REQUIRED TASK: In the copy, include every entry exactly but none of the pictures.

DATASET CONTENT:

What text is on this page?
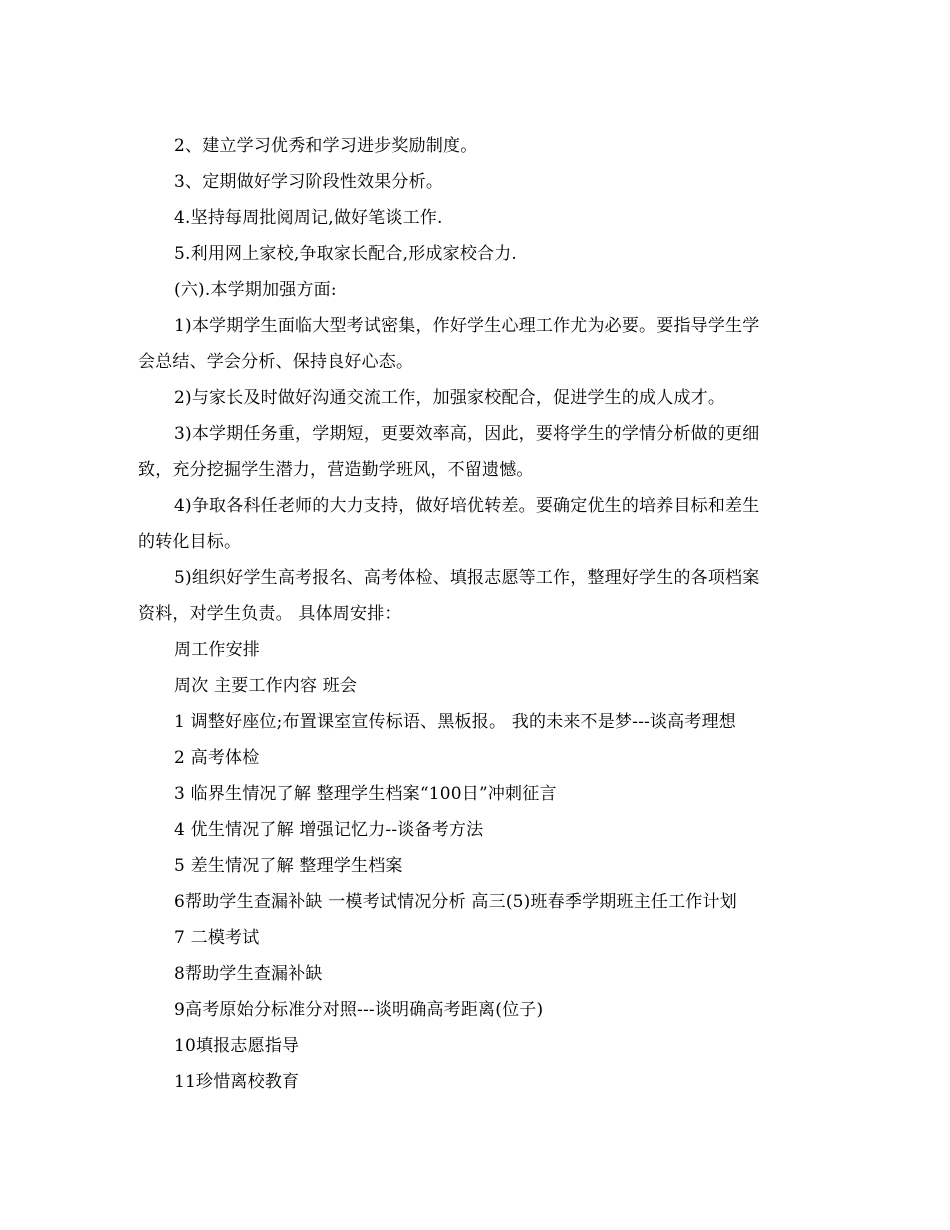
2、建立学习优秀和学习进步奖励制度。
3、定期做好学习阶段性效果分析。
4.坚持每周批阅周记,做好笔谈工作.
5.利用网上家校,争取家长配合,形成家校合力.
(六).本学期加强方面:
1)本学期学生面临大型考试密集，作好学生心理工作尤为必要。要指导学生学
会总结、学会分析、保持良好心态。
2)与家长及时做好沟通交流工作，加强家校配合，促进学生的成人成才。
3)本学期任务重，学期短，更要效率高，因此，要将学生的学情分析做的更细
致，充分挖掘学生潜力，营造勤学班风，不留遗憾。
4)争取各科任老师的大力支持，做好培优转差。要确定优生的培养目标和差生
的转化目标。
5)组织好学生高考报名、高考体检、填报志愿等工作，整理好学生的各项档案
资料，对学生负责。 具体周安排：
周工作安排
周次 主要工作内容 班会
1 调整好座位;布置课室宣传标语、黑板报。 我的未来不是梦---谈高考理想
2 高考体检
3 临界生情况了解 整理学生档案“100日”冲刺征言
4 优生情况了解 增强记忆力--谈备考方法
5 差生情况了解 整理学生档案
6帮助学生查漏补缺 一模考试情况分析 高三(5)班春季学期班主任工作计划
7 二模考试
8帮助学生查漏补缺
9高考原始分标准分对照---谈明确高考距离(位子)
10填报志愿指导
11珍惜离校教育
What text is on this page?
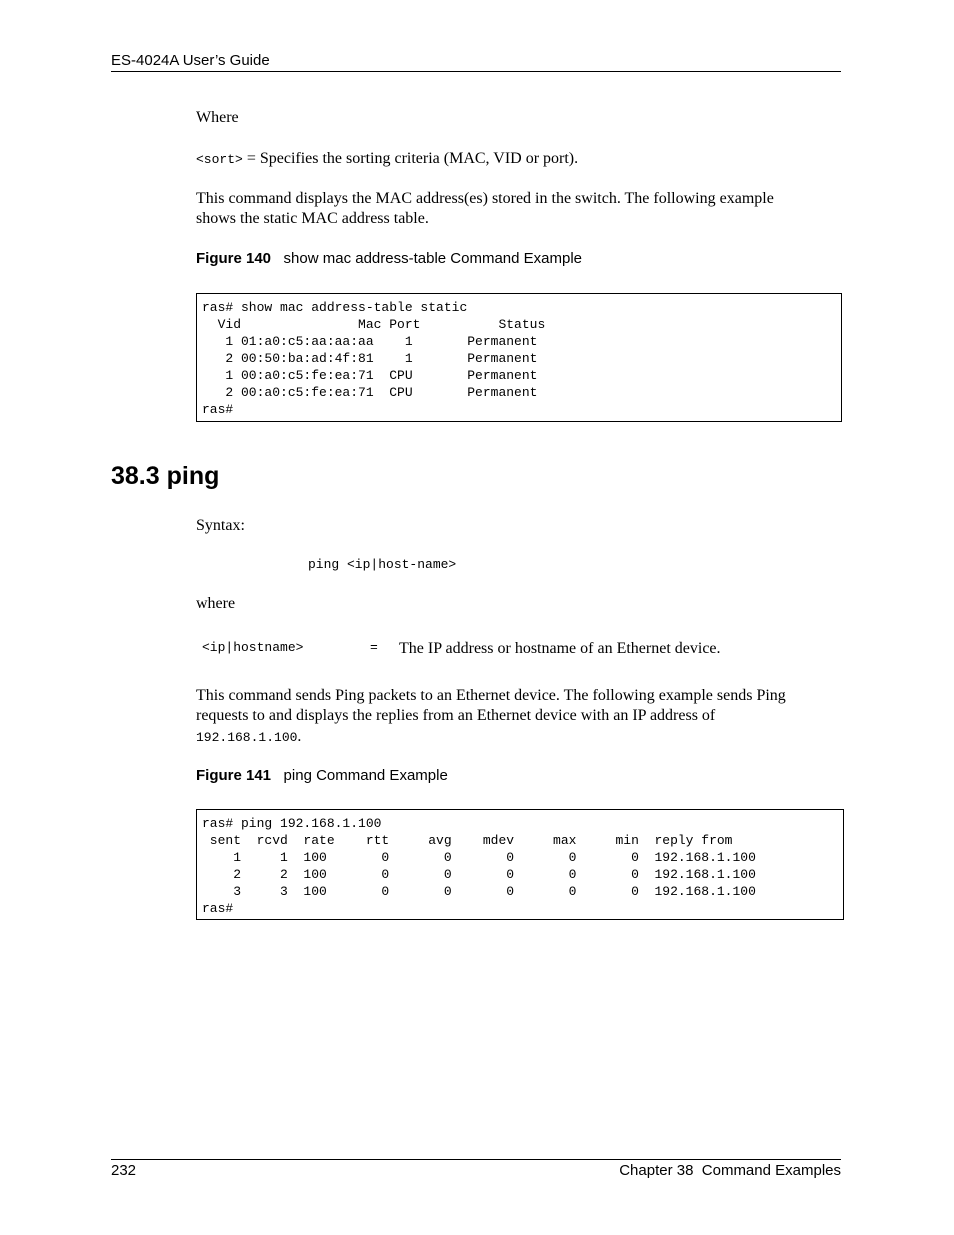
ES-4024A User’s Guide
Where
<sort> = Specifies the sorting criteria (MAC, VID or port).
This command displays the MAC address(es) stored in the switch. The following example
shows the static MAC address table.
Figure 140 show mac address-table Command Example
ras# show mac address-table static
Vid               Mac Port          Status
1 01:a0:c5:aa:aa:aa    1       Permanent
2 00:50:ba:ad:4f:81    1       Permanent
1 00:a0:c5:fe:ea:71  CPU       Permanent
2 00:a0:c5:fe:ea:71  CPU       Permanent
ras#
38.3 ping
Syntax:
ping <ip|host-name>
where
<ip|hostname>	= The IP address or hostname of an Ethernet device.
This command sends Ping packets to an Ethernet device. The following example sends Ping
requests to and displays the replies from an Ethernet device with an IP address of
192.168.1.100.
Figure 141 ping Command Example
ras# ping 192.168.1.100
sent  rcvd  rate    rtt     avg    mdev     max     min  reply from
1     1  100       0       0       0       0       0  192.168.1.100
2     2  100       0       0       0       0       0  192.168.1.100
3     3  100       0       0       0       0       0  192.168.1.100
ras#
232	Chapter 38  Command Examples
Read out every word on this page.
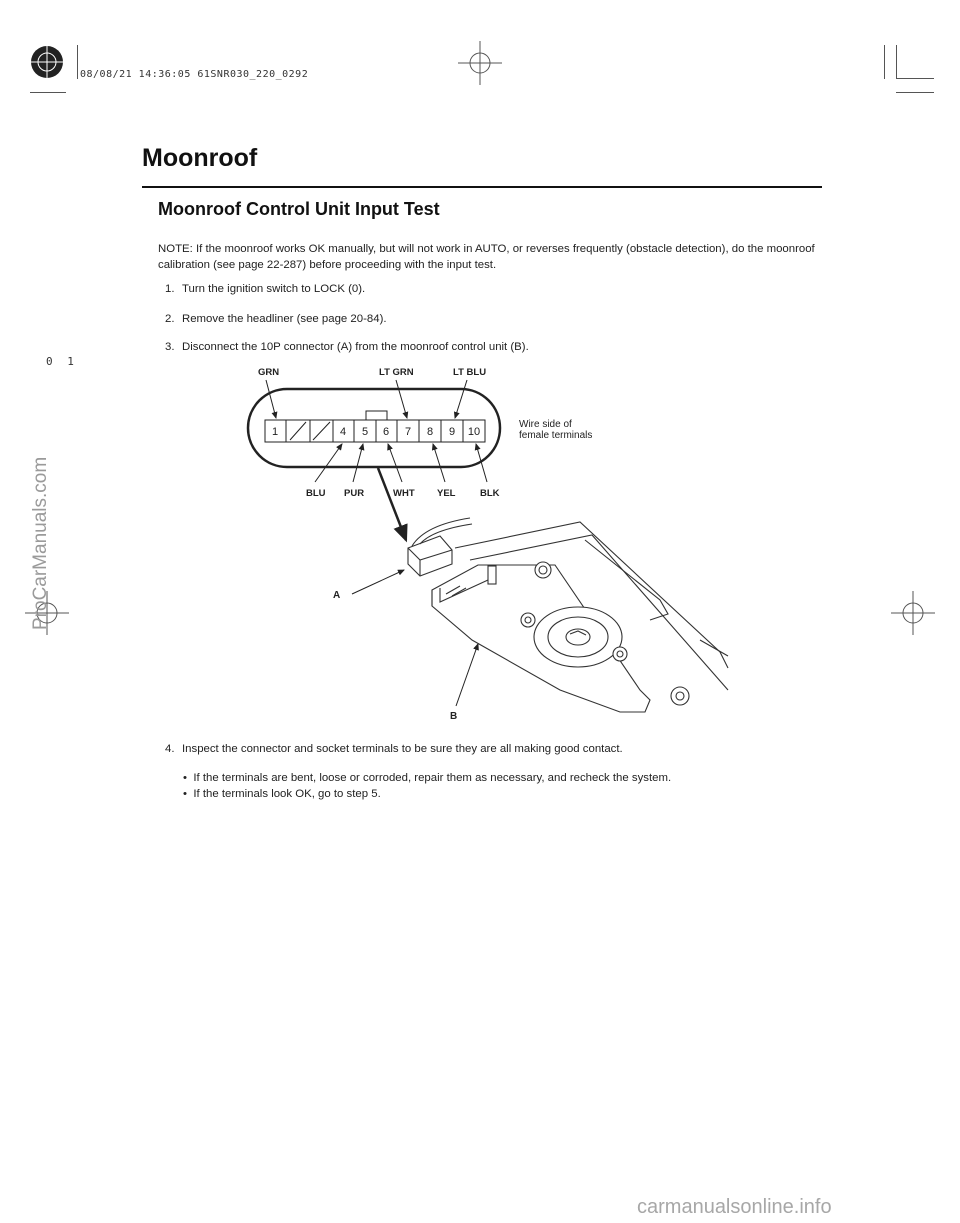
08/08/21 14:36:05 61SNR030_220_0292
0 1
ProCarManuals.com
carmanualsonline.info
Moonroof
Moonroof Control Unit Input Test
NOTE: If the moonroof works OK manually, but will not work in AUTO, or reverses frequently (obstacle detection), do the moonroof calibration (see page 22-287) before proceeding with the input test.
1. Turn the ignition switch to LOCK (0).
2. Remove the headliner (see page 20-84).
3. Disconnect the 10P connector (A) from the moonroof control unit (B).
GRN	LT GRN	LT BLU
1	4 5 6 7 8 9 10
BLU PUR	WHT YEL	BLK
Wire side of
female terminals
A
B
4. Inspect the connector and socket terminals to be sure they are all making good contact.
•  If the terminals are bent, loose or corroded, repair them as necessary, and recheck the system.
•  If the terminals look OK, go to step 5.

SOLUTION FOR THIS EXERCISE:
What text is on this page?
2、建立学习优秀和学习进步奖励制度。
3、定期做好学习阶段性效果分析。
4.坚持每周批阅周记,做好笔谈工作.
5.利用网上家校,争取家长配合,形成家校合力.
(六).本学期加强方面:
1)本学期学生面临大型考试密集，作好学生心理工作尤为必要。要指导学生学
会总结、学会分析、保持良好心态。
2)与家长及时做好沟通交流工作，加强家校配合，促进学生的成人成才。
3)本学期任务重，学期短，更要效率高，因此，要将学生的学情分析做的更细
致，充分挖掘学生潜力，营造勤学班风，不留遗憾。
4)争取各科任老师的大力支持，做好培优转差。要确定优生的培养目标和差生
的转化目标。
5)组织好学生高考报名、高考体检、填报志愿等工作，整理好学生的各项档案
资料，对学生负责。 具体周安排：
周工作安排
周次 主要工作内容 班会
1 调整好座位;布置课室宣传标语、黑板报。 我的未来不是梦---谈高考理想
2 高考体检
3 临界生情况了解 整理学生档案“100日”冲刺征言
4 优生情况了解 增强记忆力--谈备考方法
5 差生情况了解 整理学生档案
6帮助学生查漏补缺 一模考试情况分析 高三(5)班春季学期班主任工作计划
7 二模考试
8帮助学生查漏补缺
9高考原始分标准分对照---谈明确高考距离(位子)
10填报志愿指导
11珍惜离校教育
What text is on this page?
ES-4024A User’s Guide
Where
<sort> = Specifies the sorting criteria (MAC, VID or port).
This command displays the MAC address(es) stored in the switch. The following example
shows the static MAC address table.
Figure 140 show mac address-table Command Example
ras# show mac address-table static
Vid               Mac Port          Status
1 01:a0:c5:aa:aa:aa    1       Permanent
2 00:50:ba:ad:4f:81    1       Permanent
1 00:a0:c5:fe:ea:71  CPU       Permanent
2 00:a0:c5:fe:ea:71  CPU       Permanent
ras#
38.3 ping
Syntax:
ping <ip|host-name>
where
<ip|hostname>	= The IP address or hostname of an Ethernet device.
This command sends Ping packets to an Ethernet device. The following example sends Ping
requests to and displays the replies from an Ethernet device with an IP address of
192.168.1.100.
Figure 141 ping Command Example
ras# ping 192.168.1.100
sent  rcvd  rate    rtt     avg    mdev     max     min  reply from
1     1  100       0       0       0       0       0  192.168.1.100
2     2  100       0       0       0       0       0  192.168.1.100
3     3  100       0       0       0       0       0  192.168.1.100
ras#
232	Chapter 38  Command Examples
Read out every word on this page.
08/08/21 14:36:05 61SNR030_220_0292
0 1
ProCarManuals.com
carmanualsonline.info
Moonroof
Moonroof Control Unit Input Test
NOTE: If the moonroof works OK manually, but will not work in AUTO, or reverses frequently (obstacle detection), do the moonroof calibration (see page 22-287) before proceeding with the input test.
1. Turn the ignition switch to LOCK (0).
2. Remove the headliner (see page 20-84).
3. Disconnect the 10P connector (A) from the moonroof control unit (B).
GRN	LT GRN	LT BLU
1	4 5 6 7 8 9 10
BLU PUR	WHT YEL	BLK
Wire side of
female terminals
A
B
4. Inspect the connector and socket terminals to be sure they are all making good contact.
•  If the terminals are bent, loose or corroded, repair them as necessary, and recheck the system.
•  If the terminals look OK, go to step 5.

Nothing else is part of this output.